Extracted records
—————
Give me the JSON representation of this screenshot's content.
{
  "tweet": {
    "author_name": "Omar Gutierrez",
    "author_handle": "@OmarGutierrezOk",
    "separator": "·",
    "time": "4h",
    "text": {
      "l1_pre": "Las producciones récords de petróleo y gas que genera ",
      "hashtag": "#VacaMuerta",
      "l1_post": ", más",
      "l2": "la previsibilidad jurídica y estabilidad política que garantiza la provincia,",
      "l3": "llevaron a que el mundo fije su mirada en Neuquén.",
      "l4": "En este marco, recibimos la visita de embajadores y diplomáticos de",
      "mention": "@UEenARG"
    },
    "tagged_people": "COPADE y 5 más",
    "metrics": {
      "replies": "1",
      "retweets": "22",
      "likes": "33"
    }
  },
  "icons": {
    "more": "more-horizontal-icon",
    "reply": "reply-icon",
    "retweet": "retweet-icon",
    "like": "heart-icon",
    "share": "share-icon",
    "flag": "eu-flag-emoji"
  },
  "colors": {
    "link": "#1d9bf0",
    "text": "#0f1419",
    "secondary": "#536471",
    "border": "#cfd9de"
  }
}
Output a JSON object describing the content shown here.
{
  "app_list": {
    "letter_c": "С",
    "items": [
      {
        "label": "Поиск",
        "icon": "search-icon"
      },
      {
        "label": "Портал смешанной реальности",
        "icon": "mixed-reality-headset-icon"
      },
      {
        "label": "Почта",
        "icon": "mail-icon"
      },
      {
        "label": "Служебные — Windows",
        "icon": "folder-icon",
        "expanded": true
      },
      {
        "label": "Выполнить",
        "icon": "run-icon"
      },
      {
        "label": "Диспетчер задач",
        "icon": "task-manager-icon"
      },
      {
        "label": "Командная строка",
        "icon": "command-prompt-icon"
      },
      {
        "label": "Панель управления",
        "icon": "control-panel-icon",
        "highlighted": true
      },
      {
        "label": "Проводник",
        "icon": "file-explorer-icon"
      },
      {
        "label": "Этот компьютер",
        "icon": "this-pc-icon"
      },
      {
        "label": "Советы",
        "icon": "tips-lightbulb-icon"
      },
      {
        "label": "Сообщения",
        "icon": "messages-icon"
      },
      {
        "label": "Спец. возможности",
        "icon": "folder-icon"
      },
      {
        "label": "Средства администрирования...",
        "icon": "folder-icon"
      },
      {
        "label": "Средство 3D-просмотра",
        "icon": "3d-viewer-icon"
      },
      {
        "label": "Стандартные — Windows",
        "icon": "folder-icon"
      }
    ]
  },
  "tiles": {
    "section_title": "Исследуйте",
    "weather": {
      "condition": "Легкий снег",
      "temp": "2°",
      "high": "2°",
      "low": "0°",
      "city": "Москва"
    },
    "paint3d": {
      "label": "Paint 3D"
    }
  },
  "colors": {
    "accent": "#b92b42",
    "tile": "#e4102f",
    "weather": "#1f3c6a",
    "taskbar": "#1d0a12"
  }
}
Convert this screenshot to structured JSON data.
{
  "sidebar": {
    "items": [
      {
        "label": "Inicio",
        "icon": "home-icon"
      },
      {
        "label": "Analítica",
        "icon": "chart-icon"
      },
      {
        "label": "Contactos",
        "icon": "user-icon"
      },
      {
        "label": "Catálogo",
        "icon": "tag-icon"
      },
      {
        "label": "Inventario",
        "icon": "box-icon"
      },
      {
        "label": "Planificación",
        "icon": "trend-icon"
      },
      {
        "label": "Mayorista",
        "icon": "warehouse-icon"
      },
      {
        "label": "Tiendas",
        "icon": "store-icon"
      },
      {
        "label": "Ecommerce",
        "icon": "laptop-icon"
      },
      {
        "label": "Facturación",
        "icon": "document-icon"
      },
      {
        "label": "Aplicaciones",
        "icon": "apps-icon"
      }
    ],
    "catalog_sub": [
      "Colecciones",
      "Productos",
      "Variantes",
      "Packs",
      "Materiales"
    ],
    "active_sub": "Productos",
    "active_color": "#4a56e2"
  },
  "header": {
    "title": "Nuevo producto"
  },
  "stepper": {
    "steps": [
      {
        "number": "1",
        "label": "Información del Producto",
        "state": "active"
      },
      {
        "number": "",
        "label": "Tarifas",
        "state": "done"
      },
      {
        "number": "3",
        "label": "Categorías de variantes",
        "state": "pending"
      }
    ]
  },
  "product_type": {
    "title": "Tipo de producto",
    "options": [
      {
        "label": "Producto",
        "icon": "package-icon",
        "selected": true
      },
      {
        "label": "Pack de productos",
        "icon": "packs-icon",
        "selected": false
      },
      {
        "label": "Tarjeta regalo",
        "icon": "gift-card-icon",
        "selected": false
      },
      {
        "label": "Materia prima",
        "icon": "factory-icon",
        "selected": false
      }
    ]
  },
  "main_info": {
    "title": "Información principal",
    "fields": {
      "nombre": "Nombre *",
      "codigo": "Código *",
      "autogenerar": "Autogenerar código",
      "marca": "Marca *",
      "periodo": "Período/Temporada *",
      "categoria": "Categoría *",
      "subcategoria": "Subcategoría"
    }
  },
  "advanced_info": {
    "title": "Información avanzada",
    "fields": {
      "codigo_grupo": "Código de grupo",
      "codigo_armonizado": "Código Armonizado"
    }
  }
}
—————
◆ **PROBLEM TO WORK ON**
Copy out each record from above, exactly.

◆ **CORRECT ANSWER**
Give me the JSON representation of this screenshot's content.
{
  "tweet": {
    "author_name": "Omar Gutierrez",
    "author_handle": "@OmarGutierrezOk",
    "separator": "·",
    "time": "4h",
    "text": {
      "l1_pre": "Las producciones récords de petróleo y gas que genera ",
      "hashtag": "#VacaMuerta",
      "l1_post": ", más",
      "l2": "la previsibilidad jurídica y estabilidad política que garantiza la provincia,",
      "l3": "llevaron a que el mundo fije su mirada en Neuquén.",
      "l4": "En este marco, recibimos la visita de embajadores y diplomáticos de",
      "mention": "@UEenARG"
    },
    "tagged_people": "COPADE y 5 más",
    "metrics": {
      "replies": "1",
      "retweets": "22",
      "likes": "33"
    }
  },
  "icons": {
    "more": "more-horizontal-icon",
    "reply": "reply-icon",
    "retweet": "retweet-icon",
    "like": "heart-icon",
    "share": "share-icon",
    "flag": "eu-flag-emoji"
  },
  "colors": {
    "link": "#1d9bf0",
    "text": "#0f1419",
    "secondary": "#536471",
    "border": "#cfd9de"
  }
}
Output a JSON object describing the content shown here.
{
  "app_list": {
    "letter_c": "С",
    "items": [
      {
        "label": "Поиск",
        "icon": "search-icon"
      },
      {
        "label": "Портал смешанной реальности",
        "icon": "mixed-reality-headset-icon"
      },
      {
        "label": "Почта",
        "icon": "mail-icon"
      },
      {
        "label": "Служебные — Windows",
        "icon": "folder-icon",
        "expanded": true
      },
      {
        "label": "Выполнить",
        "icon": "run-icon"
      },
      {
        "label": "Диспетчер задач",
        "icon": "task-manager-icon"
      },
      {
        "label": "Командная строка",
        "icon": "command-prompt-icon"
      },
      {
        "label": "Панель управления",
        "icon": "control-panel-icon",
        "highlighted": true
      },
      {
        "label": "Проводник",
        "icon": "file-explorer-icon"
      },
      {
        "label": "Этот компьютер",
        "icon": "this-pc-icon"
      },
      {
        "label": "Советы",
        "icon": "tips-lightbulb-icon"
      },
      {
        "label": "Сообщения",
        "icon": "messages-icon"
      },
      {
        "label": "Спец. возможности",
        "icon": "folder-icon"
      },
      {
        "label": "Средства администрирования...",
        "icon": "folder-icon"
      },
      {
        "label": "Средство 3D-просмотра",
        "icon": "3d-viewer-icon"
      },
      {
        "label": "Стандартные — Windows",
        "icon": "folder-icon"
      }
    ]
  },
  "tiles": {
    "section_title": "Исследуйте",
    "weather": {
      "condition": "Легкий снег",
      "temp": "2°",
      "high": "2°",
      "low": "0°",
      "city": "Москва"
    },
    "paint3d": {
      "label": "Paint 3D"
    }
  },
  "colors": {
    "accent": "#b92b42",
    "tile": "#e4102f",
    "weather": "#1f3c6a",
    "taskbar": "#1d0a12"
  }
}
Convert this screenshot to structured JSON data.
{
  "sidebar": {
    "items": [
      {
        "label": "Inicio",
        "icon": "home-icon"
      },
      {
        "label": "Analítica",
        "icon": "chart-icon"
      },
      {
        "label": "Contactos",
        "icon": "user-icon"
      },
      {
        "label": "Catálogo",
        "icon": "tag-icon"
      },
      {
        "label": "Inventario",
        "icon": "box-icon"
      },
      {
        "label": "Planificación",
        "icon": "trend-icon"
      },
      {
        "label": "Mayorista",
        "icon": "warehouse-icon"
      },
      {
        "label": "Tiendas",
        "icon": "store-icon"
      },
      {
        "label": "Ecommerce",
        "icon": "laptop-icon"
      },
      {
        "label": "Facturación",
        "icon": "document-icon"
      },
      {
        "label": "Aplicaciones",
        "icon": "apps-icon"
      }
    ],
    "catalog_sub": [
      "Colecciones",
      "Productos",
      "Variantes",
      "Packs",
      "Materiales"
    ],
    "active_sub": "Productos",
    "active_color": "#4a56e2"
  },
  "header": {
    "title": "Nuevo producto"
  },
  "stepper": {
    "steps": [
      {
        "number": "1",
        "label": "Información del Producto",
        "state": "active"
      },
      {
        "number": "",
        "label": "Tarifas",
        "state": "done"
      },
      {
        "number": "3",
        "label": "Categorías de variantes",
        "state": "pending"
      }
    ]
  },
  "product_type": {
    "title": "Tipo de producto",
    "options": [
      {
        "label": "Producto",
        "icon": "package-icon",
        "selected": true
      },
      {
        "label": "Pack de productos",
        "icon": "packs-icon",
        "selected": false
      },
      {
        "label": "Tarjeta regalo",
        "icon": "gift-card-icon",
        "selected": false
      },
      {
        "label": "Materia prima",
        "icon": "factory-icon",
        "selected": false
      }
    ]
  },
  "main_info": {
    "title": "Información principal",
    "fields": {
      "nombre": "Nombre *",
      "codigo": "Código *",
      "autogenerar": "Autogenerar código",
      "marca": "Marca *",
      "periodo": "Período/Temporada *",
      "categoria": "Categoría *",
      "subcategoria": "Subcategoría"
    }
  },
  "advanced_info": {
    "title": "Información avanzada",
    "fields": {
      "codigo_grupo": "Código de grupo",
      "codigo_armonizado": "Código Armonizado"
    }
  }
}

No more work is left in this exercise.